**Written exercise**
Return all lines with the word "connect" in them.

---------------

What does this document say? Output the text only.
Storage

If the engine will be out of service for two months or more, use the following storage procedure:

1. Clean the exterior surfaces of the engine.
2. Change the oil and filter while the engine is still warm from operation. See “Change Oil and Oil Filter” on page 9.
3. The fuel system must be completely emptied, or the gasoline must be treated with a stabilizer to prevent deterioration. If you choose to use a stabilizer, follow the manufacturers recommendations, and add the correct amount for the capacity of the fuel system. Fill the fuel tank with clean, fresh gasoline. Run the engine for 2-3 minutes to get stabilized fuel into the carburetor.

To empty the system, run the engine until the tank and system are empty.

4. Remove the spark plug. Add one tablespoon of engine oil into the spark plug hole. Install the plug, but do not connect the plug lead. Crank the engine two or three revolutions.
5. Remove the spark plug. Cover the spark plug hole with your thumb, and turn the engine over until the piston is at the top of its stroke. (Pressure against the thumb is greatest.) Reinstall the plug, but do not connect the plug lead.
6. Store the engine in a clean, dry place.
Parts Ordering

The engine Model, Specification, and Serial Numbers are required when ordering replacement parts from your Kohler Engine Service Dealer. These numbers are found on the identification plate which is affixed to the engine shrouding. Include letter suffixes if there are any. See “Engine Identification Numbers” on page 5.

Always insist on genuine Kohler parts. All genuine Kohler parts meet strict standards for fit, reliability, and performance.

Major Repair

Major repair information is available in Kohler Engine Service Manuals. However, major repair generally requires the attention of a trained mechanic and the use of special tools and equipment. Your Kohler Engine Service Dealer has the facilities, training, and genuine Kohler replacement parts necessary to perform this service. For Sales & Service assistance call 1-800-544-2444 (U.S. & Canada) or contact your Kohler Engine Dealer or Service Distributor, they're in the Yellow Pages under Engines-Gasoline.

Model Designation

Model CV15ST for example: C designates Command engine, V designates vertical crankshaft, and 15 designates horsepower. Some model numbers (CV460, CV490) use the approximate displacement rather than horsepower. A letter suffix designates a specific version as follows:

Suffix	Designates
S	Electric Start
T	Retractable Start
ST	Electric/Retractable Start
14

---------------

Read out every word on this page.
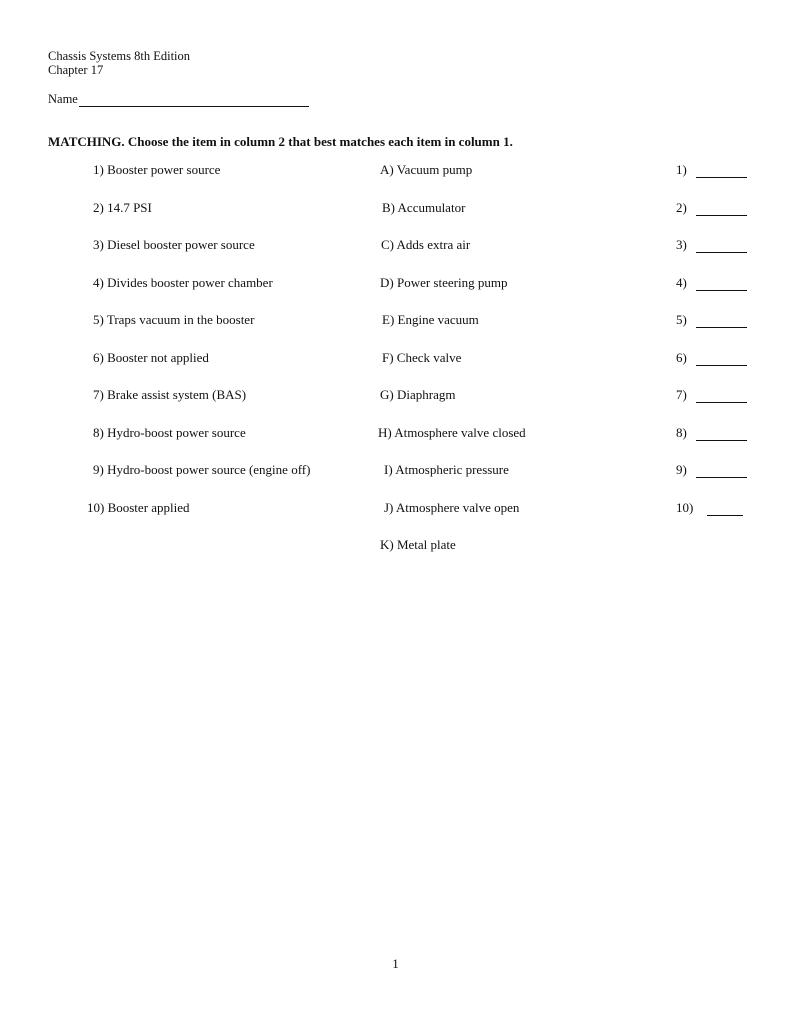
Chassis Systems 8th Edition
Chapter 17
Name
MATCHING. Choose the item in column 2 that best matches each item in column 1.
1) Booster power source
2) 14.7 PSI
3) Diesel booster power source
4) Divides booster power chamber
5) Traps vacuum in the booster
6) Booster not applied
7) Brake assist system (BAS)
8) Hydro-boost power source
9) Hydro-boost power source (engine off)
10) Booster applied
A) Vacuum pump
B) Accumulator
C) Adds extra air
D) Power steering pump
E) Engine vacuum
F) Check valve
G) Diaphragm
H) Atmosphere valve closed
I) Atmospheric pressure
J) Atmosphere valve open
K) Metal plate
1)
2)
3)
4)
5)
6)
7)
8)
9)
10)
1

---------------

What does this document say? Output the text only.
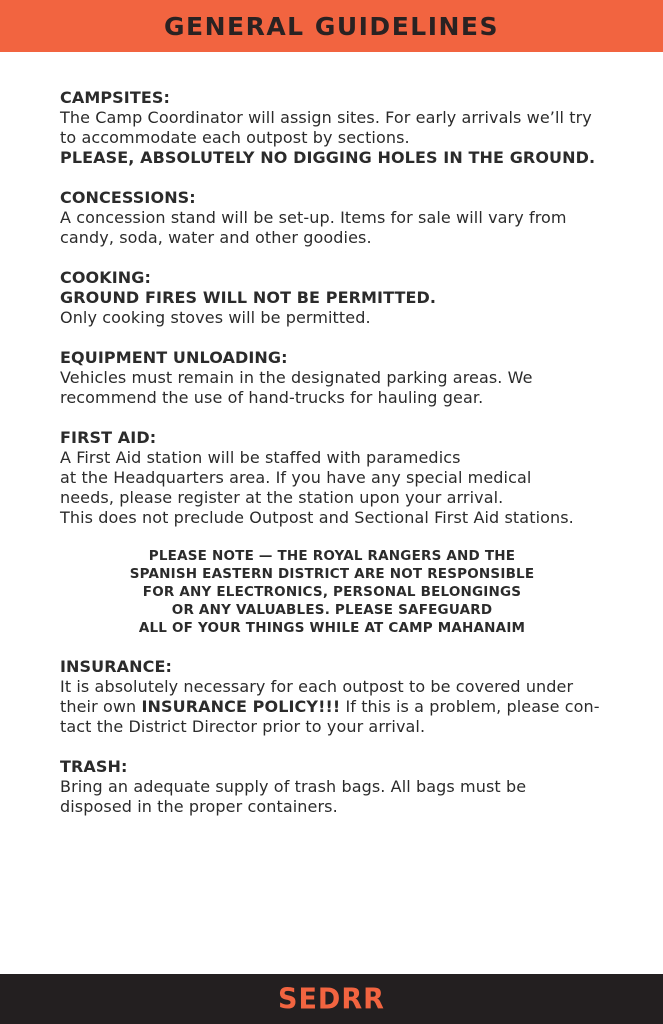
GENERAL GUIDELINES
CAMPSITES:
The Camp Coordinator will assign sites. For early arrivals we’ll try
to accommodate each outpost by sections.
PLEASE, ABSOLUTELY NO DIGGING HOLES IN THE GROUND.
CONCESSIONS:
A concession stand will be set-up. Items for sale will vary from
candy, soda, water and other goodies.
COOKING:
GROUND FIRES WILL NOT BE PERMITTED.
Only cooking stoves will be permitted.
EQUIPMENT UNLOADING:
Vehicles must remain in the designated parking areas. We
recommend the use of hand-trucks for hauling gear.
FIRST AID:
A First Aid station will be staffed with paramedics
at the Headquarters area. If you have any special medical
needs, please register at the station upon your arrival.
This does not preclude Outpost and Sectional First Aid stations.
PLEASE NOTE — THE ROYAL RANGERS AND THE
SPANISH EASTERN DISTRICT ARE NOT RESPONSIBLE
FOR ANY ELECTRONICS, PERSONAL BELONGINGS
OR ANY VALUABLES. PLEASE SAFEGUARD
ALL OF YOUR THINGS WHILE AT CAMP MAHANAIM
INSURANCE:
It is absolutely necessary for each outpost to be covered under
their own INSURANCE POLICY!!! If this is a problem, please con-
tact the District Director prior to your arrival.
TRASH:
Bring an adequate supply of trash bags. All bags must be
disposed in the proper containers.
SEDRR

---------------

**The output**
4. Remove the spark plug. Add one tablespoon of engine oil into the spark plug hole. Install the plug, but do not connect the plug lead. Crank the engine two or three revolutions.
5. Remove the spark plug. Cover the spark plug hole with your thumb, and turn the engine over until the piston is at the top of its stroke. (Pressure against the thumb is greatest.) Reinstall the plug, but do not connect the plug lead.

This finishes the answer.